_Exercise_: Transcribe every entry word for word, but skip the images.

[Saved entries]
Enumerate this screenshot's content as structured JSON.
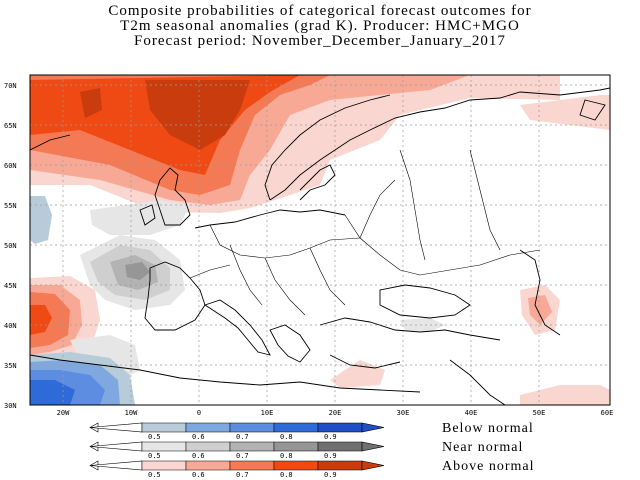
{
  "title": {
    "line1": "Composite probabilities of categorical forecast outcomes for",
    "line2": "T2m seasonal anomalies (grad K). Producer: HMC+MGO",
    "line3": "Forecast period:  November_December_January_2017"
  },
  "map": {
    "lat_labels": [
      "70N",
      "65N",
      "60N",
      "55N",
      "50N",
      "45N",
      "40N",
      "35N",
      "30N"
    ],
    "lon_labels": [
      "20W",
      "10W",
      "0",
      "10E",
      "20E",
      "30E",
      "40E",
      "50E",
      "60E"
    ]
  },
  "legend": {
    "ticks": [
      "0.5",
      "0.6",
      "0.7",
      "0.8",
      "0.9"
    ],
    "categories": [
      {
        "name": "Below normal",
        "colors": [
          "#b7ccd8",
          "#80a8e0",
          "#5d8de0",
          "#2f6bd8",
          "#1e4fc8"
        ]
      },
      {
        "name": "Near normal",
        "colors": [
          "#e6e6e6",
          "#cfcfcf",
          "#b3b3b3",
          "#969696",
          "#707070"
        ]
      },
      {
        "name": "Above normal",
        "colors": [
          "#f9d6cf",
          "#f7a996",
          "#f37a55",
          "#f04a14",
          "#c83c0e"
        ]
      }
    ]
  }
}
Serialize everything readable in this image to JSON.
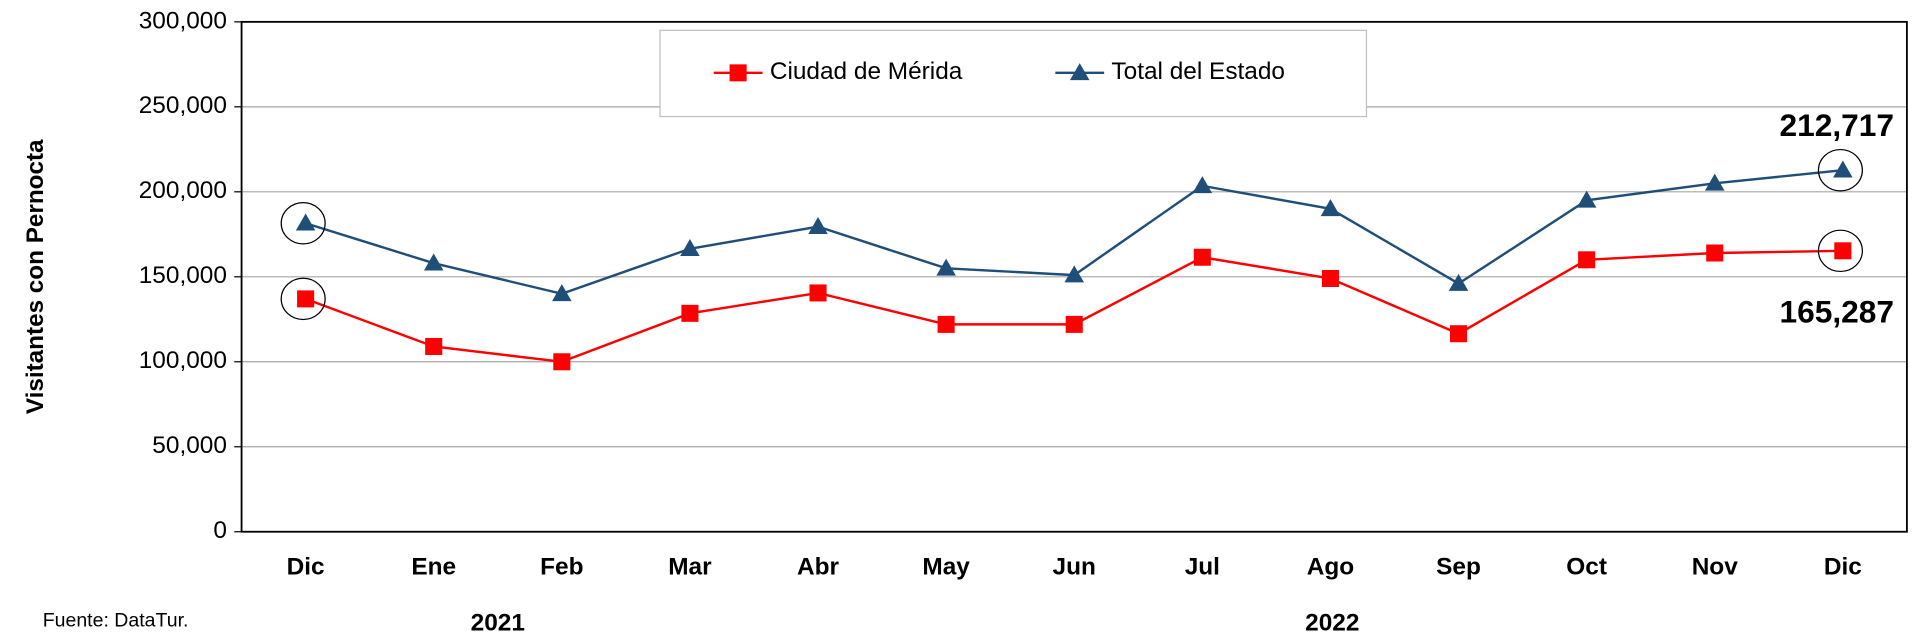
{
  "chart_data": {
    "type": "line",
    "y_label": "Visitantes con Pernocta",
    "categories": [
      "Dic",
      "Ene",
      "Feb",
      "Mar",
      "Abr",
      "May",
      "Jun",
      "Jul",
      "Ago",
      "Sep",
      "Oct",
      "Nov",
      "Dic"
    ],
    "year_labels": [
      "2021",
      "2022"
    ],
    "series": [
      {
        "name": "Ciudad de Mérida",
        "color": "#ff0000",
        "marker": "square",
        "values": [
          137000,
          109000,
          100000,
          128500,
          140500,
          122000,
          122000,
          161500,
          149000,
          116500,
          160000,
          164000,
          165287
        ],
        "value_labels": [
          null,
          null,
          null,
          null,
          null,
          null,
          null,
          null,
          null,
          null,
          null,
          null,
          "165,287"
        ]
      },
      {
        "name": "Total del Estado",
        "color": "#1f4e79",
        "marker": "triangle",
        "values": [
          181500,
          158000,
          140000,
          166500,
          179500,
          155000,
          151000,
          203500,
          190000,
          146000,
          195000,
          205000,
          212717
        ],
        "value_labels": [
          null,
          null,
          null,
          null,
          null,
          null,
          null,
          null,
          null,
          null,
          null,
          null,
          "212,717"
        ]
      }
    ],
    "ylim": [
      0,
      300000
    ],
    "yticks": [
      0,
      {
        "value": 50000,
        "label": "50,000"
      },
      {
        "value": 100000,
        "label": "100,000"
      },
      {
        "value": 150000,
        "label": "150,000"
      },
      {
        "value": 200000,
        "label": "200,000"
      },
      {
        "value": 250000,
        "label": "250,000"
      },
      {
        "value": 300000,
        "label": "300,000"
      }
    ],
    "grid": true,
    "legend": "top",
    "source": "Fuente: DataTur."
  }
}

_Task output_:
Enumerate this screenshot's content as structured JSON.
{
  "title": {
    "line1": "Composite probabilities of categorical forecast outcomes for",
    "line2": "T2m seasonal anomalies (grad K). Producer: HMC+MGO",
    "line3": "Forecast period:  November_December_January_2017"
  },
  "map": {
    "lat_labels": [
      "70N",
      "65N",
      "60N",
      "55N",
      "50N",
      "45N",
      "40N",
      "35N",
      "30N"
    ],
    "lon_labels": [
      "20W",
      "10W",
      "0",
      "10E",
      "20E",
      "30E",
      "40E",
      "50E",
      "60E"
    ]
  },
  "legend": {
    "ticks": [
      "0.5",
      "0.6",
      "0.7",
      "0.8",
      "0.9"
    ],
    "categories": [
      {
        "name": "Below normal",
        "colors": [
          "#b7ccd8",
          "#80a8e0",
          "#5d8de0",
          "#2f6bd8",
          "#1e4fc8"
        ]
      },
      {
        "name": "Near normal",
        "colors": [
          "#e6e6e6",
          "#cfcfcf",
          "#b3b3b3",
          "#969696",
          "#707070"
        ]
      },
      {
        "name": "Above normal",
        "colors": [
          "#f9d6cf",
          "#f7a996",
          "#f37a55",
          "#f04a14",
          "#c83c0e"
        ]
      }
    ]
  }
}
Serialize everything readable in this image to JSON.
{
  "chart_data": {
    "type": "line",
    "y_label": "Visitantes con Pernocta",
    "categories": [
      "Dic",
      "Ene",
      "Feb",
      "Mar",
      "Abr",
      "May",
      "Jun",
      "Jul",
      "Ago",
      "Sep",
      "Oct",
      "Nov",
      "Dic"
    ],
    "year_labels": [
      "2021",
      "2022"
    ],
    "series": [
      {
        "name": "Ciudad de Mérida",
        "color": "#ff0000",
        "marker": "square",
        "values": [
          137000,
          109000,
          100000,
          128500,
          140500,
          122000,
          122000,
          161500,
          149000,
          116500,
          160000,
          164000,
          165287
        ],
        "value_labels": [
          null,
          null,
          null,
          null,
          null,
          null,
          null,
          null,
          null,
          null,
          null,
          null,
          "165,287"
        ]
      },
      {
        "name": "Total del Estado",
        "color": "#1f4e79",
        "marker": "triangle",
        "values": [
          181500,
          158000,
          140000,
          166500,
          179500,
          155000,
          151000,
          203500,
          190000,
          146000,
          195000,
          205000,
          212717
        ],
        "value_labels": [
          null,
          null,
          null,
          null,
          null,
          null,
          null,
          null,
          null,
          null,
          null,
          null,
          "212,717"
        ]
      }
    ],
    "ylim": [
      0,
      300000
    ],
    "yticks": [
      0,
      {
        "value": 50000,
        "label": "50,000"
      },
      {
        "value": 100000,
        "label": "100,000"
      },
      {
        "value": 150000,
        "label": "150,000"
      },
      {
        "value": 200000,
        "label": "200,000"
      },
      {
        "value": 250000,
        "label": "250,000"
      },
      {
        "value": 300000,
        "label": "300,000"
      }
    ],
    "grid": true,
    "legend": "top",
    "source": "Fuente: DataTur."
  }
}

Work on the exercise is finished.